== Dataset records

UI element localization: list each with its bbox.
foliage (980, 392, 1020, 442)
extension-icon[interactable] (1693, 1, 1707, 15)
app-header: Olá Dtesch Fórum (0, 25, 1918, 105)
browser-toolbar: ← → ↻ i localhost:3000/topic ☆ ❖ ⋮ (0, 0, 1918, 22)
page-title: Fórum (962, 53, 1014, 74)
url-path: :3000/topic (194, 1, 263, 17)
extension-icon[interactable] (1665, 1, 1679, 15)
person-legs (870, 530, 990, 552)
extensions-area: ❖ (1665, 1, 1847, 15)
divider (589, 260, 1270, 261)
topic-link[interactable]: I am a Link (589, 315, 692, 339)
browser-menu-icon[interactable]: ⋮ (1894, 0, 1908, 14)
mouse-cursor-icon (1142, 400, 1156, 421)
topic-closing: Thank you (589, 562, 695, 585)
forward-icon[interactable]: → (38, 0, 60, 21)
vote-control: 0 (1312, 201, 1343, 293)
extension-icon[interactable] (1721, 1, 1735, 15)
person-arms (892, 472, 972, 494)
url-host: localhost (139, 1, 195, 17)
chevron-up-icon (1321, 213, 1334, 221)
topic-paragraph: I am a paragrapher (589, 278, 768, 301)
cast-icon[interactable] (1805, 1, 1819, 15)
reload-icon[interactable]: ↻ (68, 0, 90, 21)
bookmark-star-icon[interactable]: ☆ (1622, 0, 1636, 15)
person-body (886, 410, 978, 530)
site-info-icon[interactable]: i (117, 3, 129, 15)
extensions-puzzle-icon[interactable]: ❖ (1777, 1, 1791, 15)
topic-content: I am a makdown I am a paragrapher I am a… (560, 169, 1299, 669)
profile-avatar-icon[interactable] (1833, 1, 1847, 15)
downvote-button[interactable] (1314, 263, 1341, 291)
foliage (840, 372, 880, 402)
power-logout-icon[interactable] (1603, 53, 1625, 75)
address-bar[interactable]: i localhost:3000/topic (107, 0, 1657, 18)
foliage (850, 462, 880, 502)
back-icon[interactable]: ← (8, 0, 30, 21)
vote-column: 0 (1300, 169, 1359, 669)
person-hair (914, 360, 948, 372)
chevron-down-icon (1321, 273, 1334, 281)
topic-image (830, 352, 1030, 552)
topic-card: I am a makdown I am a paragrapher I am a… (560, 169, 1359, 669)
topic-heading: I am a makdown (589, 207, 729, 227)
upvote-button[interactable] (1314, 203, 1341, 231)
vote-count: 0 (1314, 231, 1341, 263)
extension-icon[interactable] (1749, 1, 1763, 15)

====

__What the task requires__. Rewrite the listing as a numbered list, starting at its first line and ending with the line that contains "extension-icon[interactable] (1721, 1, 1735, 15)". Leave out any blank lines.

__Reply to the exercise__.
1. UI element localization: list each with its bbox.
2. foliage (980, 392, 1020, 442)
3. extension-icon[interactable] (1693, 1, 1707, 15)
4. app-header: Olá Dtesch Fórum (0, 25, 1918, 105)
5. browser-toolbar: ← → ↻ i localhost:3000/topic ☆ ❖ ⋮ (0, 0, 1918, 22)
6. page-title: Fórum (962, 53, 1014, 74)
7. url-path: :3000/topic (194, 1, 263, 17)
8. extension-icon[interactable] (1665, 1, 1679, 15)
9. person-legs (870, 530, 990, 552)
10. extensions-area: ❖ (1665, 1, 1847, 15)
11. divider (589, 260, 1270, 261)
12. topic-link[interactable]: I am a Link (589, 315, 692, 339)
13. browser-menu-icon[interactable]: ⋮ (1894, 0, 1908, 14)
14. mouse-cursor-icon (1142, 400, 1156, 421)
15. topic-closing: Thank you (589, 562, 695, 585)
16. forward-icon[interactable]: → (38, 0, 60, 21)
17. vote-control: 0 (1312, 201, 1343, 293)
18. extension-icon[interactable] (1721, 1, 1735, 15)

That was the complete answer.